Indexes: (ts DESC), (route_name, ts DESC), (path, ts DESC), (user_subject, ts DESC), (session_id, ts DESC), (status, ts DESC).

audit_payloads

The detail row. Same shape as Event.Payload in Go.

Column Type Notes
event_id TEXT PK; FK to audit_events.id ON DELETE CASCADE.
request_headers JSONB Map[name]=values, with redaction applied.
request_query JSONB Map[name]=values, with redaction applied.
request_content_type TEXT Inbound Content-Type.
request_body BYTEA Up to audit.max_payload_bytes; longer bodies write the prefix and set request_truncated.
request_size_bytes INTEGER Captured prefix size (not the full inbound size).
request_truncated BOOLEAN True when the inbound body exceeded the cap.
request_remote_addr TEXT Mirror of summary; convenient for joins.
response_headers JSONB Same redaction.
response_content_type TEXT Outbound Content-Type.
____
Please copy the database schema text above in full, with no changes.

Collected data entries
____
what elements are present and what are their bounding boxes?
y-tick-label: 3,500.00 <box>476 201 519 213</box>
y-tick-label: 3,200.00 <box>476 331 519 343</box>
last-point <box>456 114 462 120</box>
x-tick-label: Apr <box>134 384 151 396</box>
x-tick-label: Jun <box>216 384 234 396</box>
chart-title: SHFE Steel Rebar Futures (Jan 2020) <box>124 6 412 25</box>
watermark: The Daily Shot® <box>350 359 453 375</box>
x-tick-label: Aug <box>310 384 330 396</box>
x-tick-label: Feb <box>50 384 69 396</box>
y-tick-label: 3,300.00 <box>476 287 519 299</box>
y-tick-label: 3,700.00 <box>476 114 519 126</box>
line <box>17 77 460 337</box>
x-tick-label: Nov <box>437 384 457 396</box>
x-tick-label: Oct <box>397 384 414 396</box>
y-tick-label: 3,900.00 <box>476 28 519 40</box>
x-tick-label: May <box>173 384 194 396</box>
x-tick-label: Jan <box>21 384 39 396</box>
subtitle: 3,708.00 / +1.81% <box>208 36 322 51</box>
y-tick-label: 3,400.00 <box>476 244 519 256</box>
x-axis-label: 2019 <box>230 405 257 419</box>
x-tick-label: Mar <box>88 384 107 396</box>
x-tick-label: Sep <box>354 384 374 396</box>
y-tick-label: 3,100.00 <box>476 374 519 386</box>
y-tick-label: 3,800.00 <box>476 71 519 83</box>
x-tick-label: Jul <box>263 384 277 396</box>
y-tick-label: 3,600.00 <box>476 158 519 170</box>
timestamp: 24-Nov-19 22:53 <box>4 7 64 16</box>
____
*Exercise solution*:
Indexes: (ts DESC), (route_name, ts DESC), (path, ts DESC), (user_subject, ts DESC), (session_id, ts DESC), (status, ts DESC).

audit_payloads

The detail row. Same shape as Event.Payload in Go.

Column Type Notes
event_id TEXT PK; FK to audit_events.id ON DELETE CASCADE.
request_headers JSONB Map[name]=values, with redaction applied.
request_query JSONB Map[name]=values, with redaction applied.
request_content_type TEXT Inbound Content-Type.
request_body BYTEA Up to audit.max_payload_bytes; longer bodies write the prefix and set request_truncated.
request_size_bytes INTEGER Captured prefix size (not the full inbound size).
request_truncated BOOLEAN True when the inbound body exceeded the cap.
request_remote_addr TEXT Mirror of summary; convenient for joins.
response_headers JSONB Same redaction.
response_content_type TEXT Outbound Content-Type.